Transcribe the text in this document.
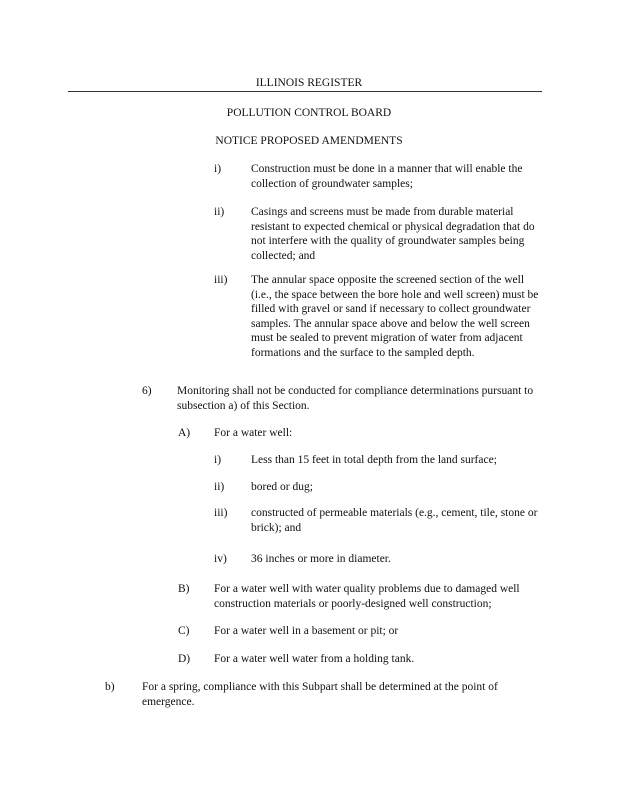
ILLINOIS REGISTER
POLLUTION CONTROL BOARD
NOTICE PROPOSED AMENDMENTS
i)	Construction must be done in a manner that will enable the collection of groundwater samples;
ii) Casings and screens must be made from durable material resistant to expected chemical or physical degradation that do not interfere with the quality of groundwater samples being collected; and
iii) The annular space opposite the screened section of the well (i.e., the space between the bore hole and well screen) must be filled with gravel or sand if necessary to collect groundwater samples. The annular space above and below the well screen must be sealed to prevent migration of water from adjacent formations and the surface to the sampled depth.
6) Monitoring shall not be conducted for compliance determinations pursuant to subsection a) of this Section.
A) For a water well:
i)	Less than 15 feet in total depth from the land surface;
ii) bored or dug;
iii) constructed of permeable materials (e.g., cement, tile, stone or brick); and
iv) 36 inches or more in diameter.
B) For a water well with water quality problems due to damaged well construction materials or poorly-designed well construction;
C) For a water well in a basement or pit; or
D) For a water well water from a holding tank.
b) For a spring, compliance with this Subpart shall be determined at the point of emergence.
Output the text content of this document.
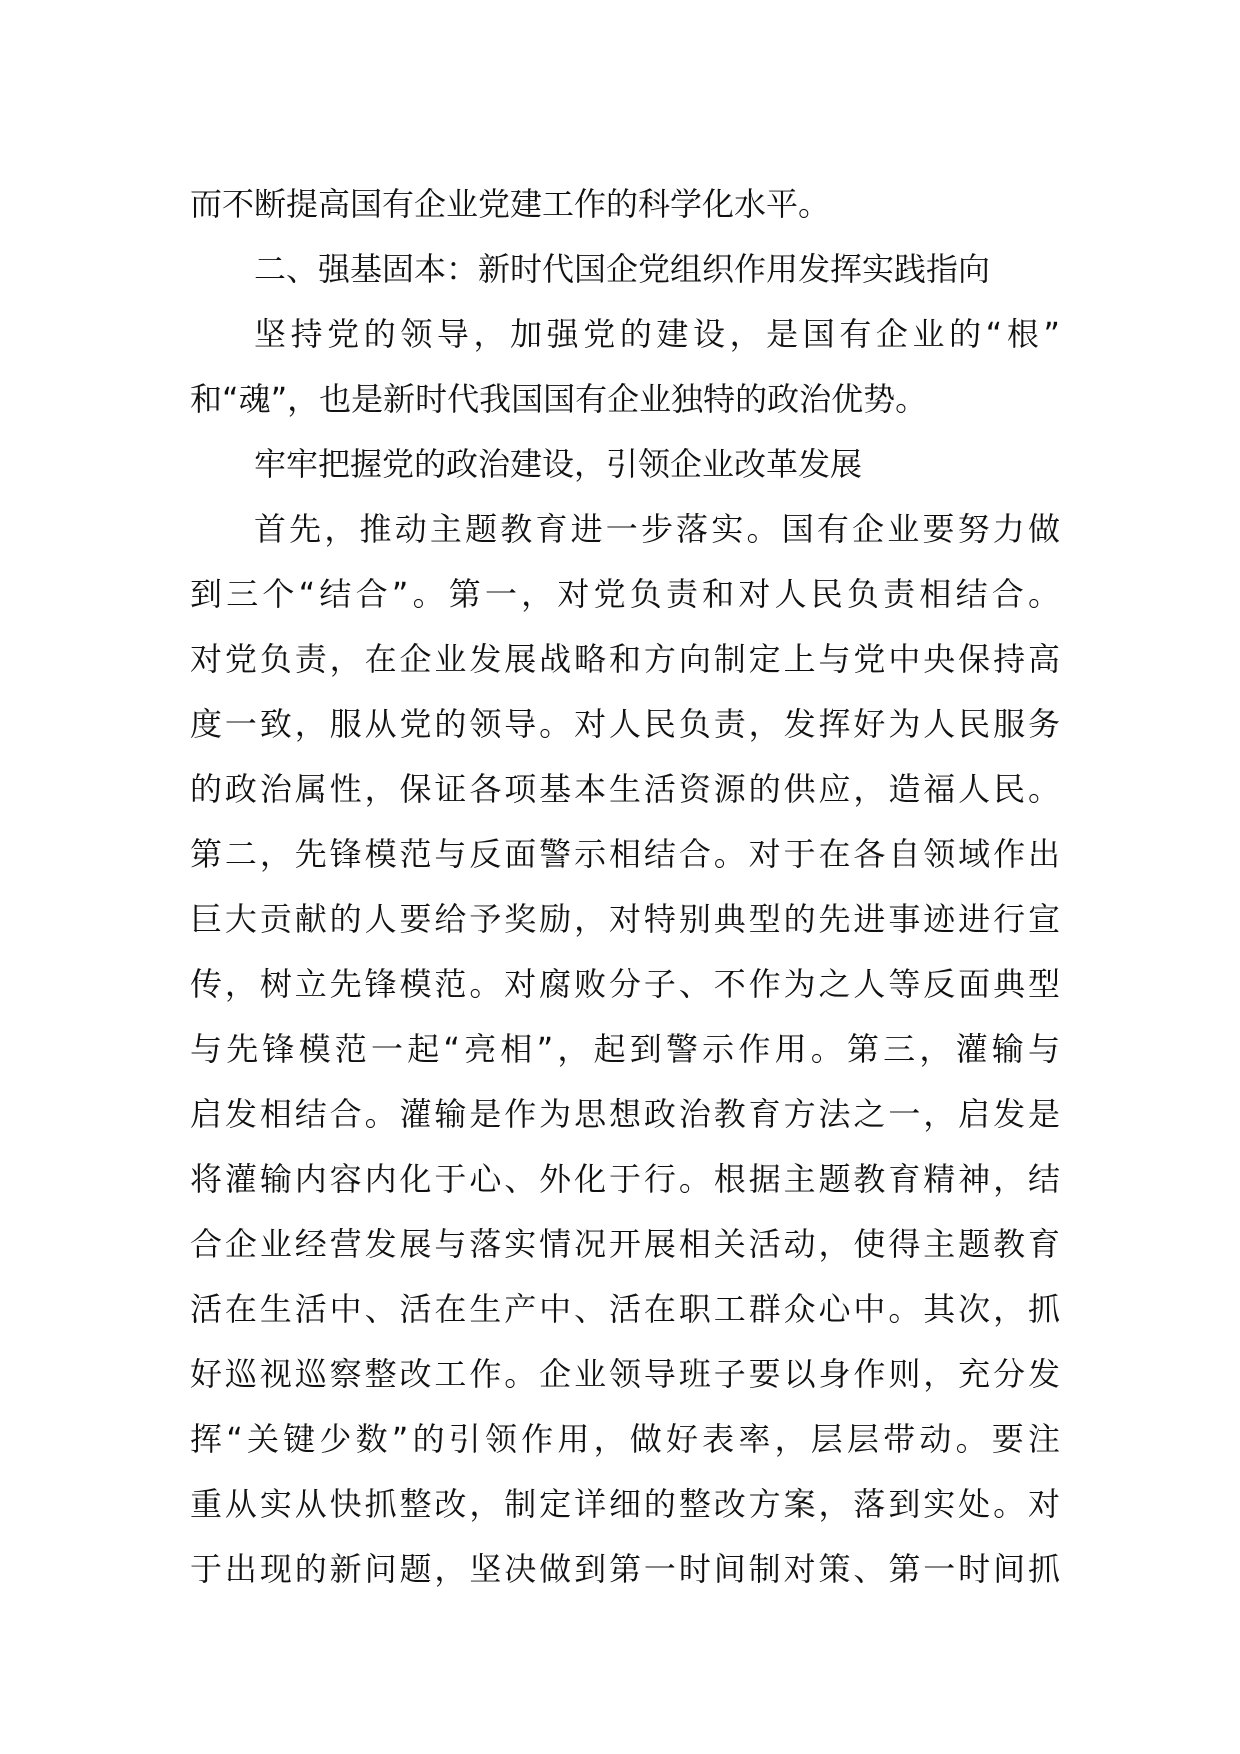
而不断提高国有企业党建工作的科学化水平。
二、强基固本：新时代国企党组织作用发挥实践指向
坚持党的领导，加强党的建设，是国有企业的“根”
和“魂”，也是新时代我国国有企业独特的政治优势。
牢牢把握党的政治建设，引领企业改革发展
首先，推动主题教育进一步落实。国有企业要努力做
到三个“结合”。第一，对党负责和对人民负责相结合。
对党负责，在企业发展战略和方向制定上与党中央保持高
度一致，服从党的领导。对人民负责，发挥好为人民服务
的政治属性，保证各项基本生活资源的供应，造福人民。
第二，先锋模范与反面警示相结合。对于在各自领域作出
巨大贡献的人要给予奖励，对特别典型的先进事迹进行宣
传，树立先锋模范。对腐败分子、不作为之人等反面典型
与先锋模范一起“亮相”，起到警示作用。第三，灌输与
启发相结合。灌输是作为思想政治教育方法之一，启发是
将灌输内容内化于心、外化于行。根据主题教育精神，结
合企业经营发展与落实情况开展相关活动，使得主题教育
活在生活中、活在生产中、活在职工群众心中。其次，抓
好巡视巡察整改工作。企业领导班子要以身作则，充分发
挥“关键少数”的引领作用，做好表率，层层带动。要注
重从实从快抓整改，制定详细的整改方案，落到实处。对
于出现的新问题，坚决做到第一时间制对策、第一时间抓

● DESCRIPTION OF THE TASK
Please set down each line of the data above exactly as written, without the pictures.

● WRITTEN SOLUTION
Transcribe the text in this document.
ILLINOIS REGISTER
POLLUTION CONTROL BOARD
NOTICE PROPOSED AMENDMENTS
i)	Construction must be done in a manner that will enable the collection of groundwater samples;
ii) Casings and screens must be made from durable material resistant to expected chemical or physical degradation that do not interfere with the quality of groundwater samples being collected; and
iii) The annular space opposite the screened section of the well (i.e., the space between the bore hole and well screen) must be filled with gravel or sand if necessary to collect groundwater samples. The annular space above and below the well screen must be sealed to prevent migration of water from adjacent formations and the surface to the sampled depth.
6) Monitoring shall not be conducted for compliance determinations pursuant to subsection a) of this Section.
A) For a water well:
i)	Less than 15 feet in total depth from the land surface;
ii) bored or dug;
iii) constructed of permeable materials (e.g., cement, tile, stone or brick); and
iv) 36 inches or more in diameter.
B) For a water well with water quality problems due to damaged well construction materials or poorly-designed well construction;
C) For a water well in a basement or pit; or
D) For a water well water from a holding tank.
b) For a spring, compliance with this Subpart shall be determined at the point of emergence.
Output the text content of this document.
而不断提高国有企业党建工作的科学化水平。
二、强基固本：新时代国企党组织作用发挥实践指向
坚持党的领导，加强党的建设，是国有企业的“根”
和“魂”，也是新时代我国国有企业独特的政治优势。
牢牢把握党的政治建设，引领企业改革发展
首先，推动主题教育进一步落实。国有企业要努力做
到三个“结合”。第一，对党负责和对人民负责相结合。
对党负责，在企业发展战略和方向制定上与党中央保持高
度一致，服从党的领导。对人民负责，发挥好为人民服务
的政治属性，保证各项基本生活资源的供应，造福人民。
第二，先锋模范与反面警示相结合。对于在各自领域作出
巨大贡献的人要给予奖励，对特别典型的先进事迹进行宣
传，树立先锋模范。对腐败分子、不作为之人等反面典型
与先锋模范一起“亮相”，起到警示作用。第三，灌输与
启发相结合。灌输是作为思想政治教育方法之一，启发是
将灌输内容内化于心、外化于行。根据主题教育精神，结
合企业经营发展与落实情况开展相关活动，使得主题教育
活在生活中、活在生产中、活在职工群众心中。其次，抓
好巡视巡察整改工作。企业领导班子要以身作则，充分发
挥“关键少数”的引领作用，做好表率，层层带动。要注
重从实从快抓整改，制定详细的整改方案，落到实处。对
于出现的新问题，坚决做到第一时间制对策、第一时间抓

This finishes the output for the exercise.